PROBLEM DETAILS
Every entry that follows needs to be repeated exactly.

begin STORED DATA

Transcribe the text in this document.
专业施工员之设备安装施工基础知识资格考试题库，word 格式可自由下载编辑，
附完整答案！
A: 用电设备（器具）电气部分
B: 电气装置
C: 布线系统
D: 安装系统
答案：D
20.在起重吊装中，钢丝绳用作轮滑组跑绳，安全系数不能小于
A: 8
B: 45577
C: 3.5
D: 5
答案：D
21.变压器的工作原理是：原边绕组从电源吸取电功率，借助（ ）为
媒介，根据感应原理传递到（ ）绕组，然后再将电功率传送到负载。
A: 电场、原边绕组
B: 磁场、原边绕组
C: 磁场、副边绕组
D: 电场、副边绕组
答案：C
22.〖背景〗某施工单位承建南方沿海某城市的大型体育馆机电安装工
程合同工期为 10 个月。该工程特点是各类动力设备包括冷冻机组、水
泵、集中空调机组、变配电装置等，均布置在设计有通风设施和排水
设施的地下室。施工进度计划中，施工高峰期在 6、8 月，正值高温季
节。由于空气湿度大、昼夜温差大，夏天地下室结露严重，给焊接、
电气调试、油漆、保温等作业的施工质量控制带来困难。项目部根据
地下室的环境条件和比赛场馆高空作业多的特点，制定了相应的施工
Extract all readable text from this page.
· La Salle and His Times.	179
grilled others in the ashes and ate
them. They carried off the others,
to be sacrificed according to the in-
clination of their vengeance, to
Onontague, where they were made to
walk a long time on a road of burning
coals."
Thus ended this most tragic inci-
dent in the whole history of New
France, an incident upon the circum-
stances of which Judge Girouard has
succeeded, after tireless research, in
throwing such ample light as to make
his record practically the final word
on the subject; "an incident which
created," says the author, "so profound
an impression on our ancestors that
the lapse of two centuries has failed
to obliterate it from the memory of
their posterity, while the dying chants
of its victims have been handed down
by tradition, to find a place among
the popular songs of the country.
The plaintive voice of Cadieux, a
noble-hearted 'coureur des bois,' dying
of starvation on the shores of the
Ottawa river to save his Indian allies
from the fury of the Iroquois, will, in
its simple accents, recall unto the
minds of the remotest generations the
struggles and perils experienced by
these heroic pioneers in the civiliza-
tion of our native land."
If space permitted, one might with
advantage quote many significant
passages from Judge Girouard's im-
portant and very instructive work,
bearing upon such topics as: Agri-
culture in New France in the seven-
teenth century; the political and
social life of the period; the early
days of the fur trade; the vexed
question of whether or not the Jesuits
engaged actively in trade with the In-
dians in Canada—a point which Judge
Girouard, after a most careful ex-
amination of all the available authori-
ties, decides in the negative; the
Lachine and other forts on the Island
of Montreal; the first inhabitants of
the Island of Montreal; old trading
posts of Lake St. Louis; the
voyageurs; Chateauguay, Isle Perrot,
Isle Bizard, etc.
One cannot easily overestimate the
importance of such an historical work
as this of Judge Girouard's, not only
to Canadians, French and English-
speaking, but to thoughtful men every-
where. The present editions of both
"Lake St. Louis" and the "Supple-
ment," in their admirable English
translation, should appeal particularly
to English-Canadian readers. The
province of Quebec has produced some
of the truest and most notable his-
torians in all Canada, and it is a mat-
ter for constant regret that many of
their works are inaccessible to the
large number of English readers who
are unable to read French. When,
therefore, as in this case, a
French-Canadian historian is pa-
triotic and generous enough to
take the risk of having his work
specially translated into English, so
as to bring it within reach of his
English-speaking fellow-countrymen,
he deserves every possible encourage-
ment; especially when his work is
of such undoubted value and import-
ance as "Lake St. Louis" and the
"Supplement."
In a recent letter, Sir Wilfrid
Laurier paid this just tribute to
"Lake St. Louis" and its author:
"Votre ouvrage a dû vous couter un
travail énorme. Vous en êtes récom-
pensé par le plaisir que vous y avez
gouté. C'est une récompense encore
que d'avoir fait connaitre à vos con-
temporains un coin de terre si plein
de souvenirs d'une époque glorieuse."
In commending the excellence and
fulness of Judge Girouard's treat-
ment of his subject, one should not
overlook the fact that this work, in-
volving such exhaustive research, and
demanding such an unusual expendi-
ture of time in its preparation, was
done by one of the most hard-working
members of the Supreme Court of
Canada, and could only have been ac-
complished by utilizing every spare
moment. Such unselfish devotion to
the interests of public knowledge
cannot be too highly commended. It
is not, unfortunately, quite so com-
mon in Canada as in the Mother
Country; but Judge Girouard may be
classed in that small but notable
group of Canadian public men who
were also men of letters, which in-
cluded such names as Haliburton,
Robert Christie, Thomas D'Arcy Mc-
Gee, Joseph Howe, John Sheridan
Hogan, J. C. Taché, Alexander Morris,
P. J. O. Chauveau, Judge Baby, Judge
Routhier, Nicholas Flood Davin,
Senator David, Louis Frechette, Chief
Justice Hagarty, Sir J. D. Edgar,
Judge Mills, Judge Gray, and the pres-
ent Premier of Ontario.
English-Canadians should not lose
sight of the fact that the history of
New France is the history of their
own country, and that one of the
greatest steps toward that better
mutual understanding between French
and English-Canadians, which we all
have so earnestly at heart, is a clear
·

end STORED DATA

WRITTEN SOLUTION
Transcribe the text in this document.
专业施工员之设备安装施工基础知识资格考试题库，word 格式可自由下载编辑，
附完整答案！
A: 用电设备（器具）电气部分
B: 电气装置
C: 布线系统
D: 安装系统
答案：D
20.在起重吊装中，钢丝绳用作轮滑组跑绳，安全系数不能小于
A: 8
B: 45577
C: 3.5
D: 5
答案：D
21.变压器的工作原理是：原边绕组从电源吸取电功率，借助（ ）为
媒介，根据感应原理传递到（ ）绕组，然后再将电功率传送到负载。
A: 电场、原边绕组
B: 磁场、原边绕组
C: 磁场、副边绕组
D: 电场、副边绕组
答案：C
22.〖背景〗某施工单位承建南方沿海某城市的大型体育馆机电安装工
程合同工期为 10 个月。该工程特点是各类动力设备包括冷冻机组、水
泵、集中空调机组、变配电装置等，均布置在设计有通风设施和排水
设施的地下室。施工进度计划中，施工高峰期在 6、8 月，正值高温季
节。由于空气湿度大、昼夜温差大，夏天地下室结露严重，给焊接、
电气调试、油漆、保温等作业的施工质量控制带来困难。项目部根据
地下室的环境条件和比赛场馆高空作业多的特点，制定了相应的施工
Extract all readable text from this page.
· La Salle and His Times.	179
grilled others in the ashes and ate
them. They carried off the others,
to be sacrificed according to the in-
clination of their vengeance, to
Onontague, where they were made to
walk a long time on a road of burning
coals."
Thus ended this most tragic inci-
dent in the whole history of New
France, an incident upon the circum-
stances of which Judge Girouard has
succeeded, after tireless research, in
throwing such ample light as to make
his record practically the final word
on the subject; "an incident which
created," says the author, "so profound
an impression on our ancestors that
the lapse of two centuries has failed
to obliterate it from the memory of
their posterity, while the dying chants
of its victims have been handed down
by tradition, to find a place among
the popular songs of the country.
The plaintive voice of Cadieux, a
noble-hearted 'coureur des bois,' dying
of starvation on the shores of the
Ottawa river to save his Indian allies
from the fury of the Iroquois, will, in
its simple accents, recall unto the
minds of the remotest generations the
struggles and perils experienced by
these heroic pioneers in the civiliza-
tion of our native land."
If space permitted, one might with
advantage quote many significant
passages from Judge Girouard's im-
portant and very instructive work,
bearing upon such topics as: Agri-
culture in New France in the seven-
teenth century; the political and
social life of the period; the early
days of the fur trade; the vexed
question of whether or not the Jesuits
engaged actively in trade with the In-
dians in Canada—a point which Judge
Girouard, after a most careful ex-
amination of all the available authori-
ties, decides in the negative; the
Lachine and other forts on the Island
of Montreal; the first inhabitants of
the Island of Montreal; old trading
posts of Lake St. Louis; the
voyageurs; Chateauguay, Isle Perrot,
Isle Bizard, etc.
One cannot easily overestimate the
importance of such an historical work
as this of Judge Girouard's, not only
to Canadians, French and English-
speaking, but to thoughtful men every-
where. The present editions of both
"Lake St. Louis" and the "Supple-
ment," in their admirable English
translation, should appeal particularly
to English-Canadian readers. The
province of Quebec has produced some
of the truest and most notable his-
torians in all Canada, and it is a mat-
ter for constant regret that many of
their works are inaccessible to the
large number of English readers who
are unable to read French. When,
therefore, as in this case, a
French-Canadian historian is pa-
triotic and generous enough to
take the risk of having his work
specially translated into English, so
as to bring it within reach of his
English-speaking fellow-countrymen,
he deserves every possible encourage-
ment; especially when his work is
of such undoubted value and import-
ance as "Lake St. Louis" and the
"Supplement."
In a recent letter, Sir Wilfrid
Laurier paid this just tribute to
"Lake St. Louis" and its author:
"Votre ouvrage a dû vous couter un
travail énorme. Vous en êtes récom-
pensé par le plaisir que vous y avez
gouté. C'est une récompense encore
que d'avoir fait connaitre à vos con-
temporains un coin de terre si plein
de souvenirs d'une époque glorieuse."
In commending the excellence and
fulness of Judge Girouard's treat-
ment of his subject, one should not
overlook the fact that this work, in-
volving such exhaustive research, and
demanding such an unusual expendi-
ture of time in its preparation, was
done by one of the most hard-working
members of the Supreme Court of
Canada, and could only have been ac-
complished by utilizing every spare
moment. Such unselfish devotion to
the interests of public knowledge
cannot be too highly commended. It
is not, unfortunately, quite so com-
mon in Canada as in the Mother
Country; but Judge Girouard may be
classed in that small but notable
group of Canadian public men who
were also men of letters, which in-
cluded such names as Haliburton,
Robert Christie, Thomas D'Arcy Mc-
Gee, Joseph Howe, John Sheridan
Hogan, J. C. Taché, Alexander Morris,
P. J. O. Chauveau, Judge Baby, Judge
Routhier, Nicholas Flood Davin,
Senator David, Louis Frechette, Chief
Justice Hagarty, Sir J. D. Edgar,
Judge Mills, Judge Gray, and the pres-
ent Premier of Ontario.
English-Canadians should not lose
sight of the fact that the history of
New France is the history of their
own country, and that one of the
greatest steps toward that better
mutual understanding between French
and English-Canadians, which we all
have so earnestly at heart, is a clear
·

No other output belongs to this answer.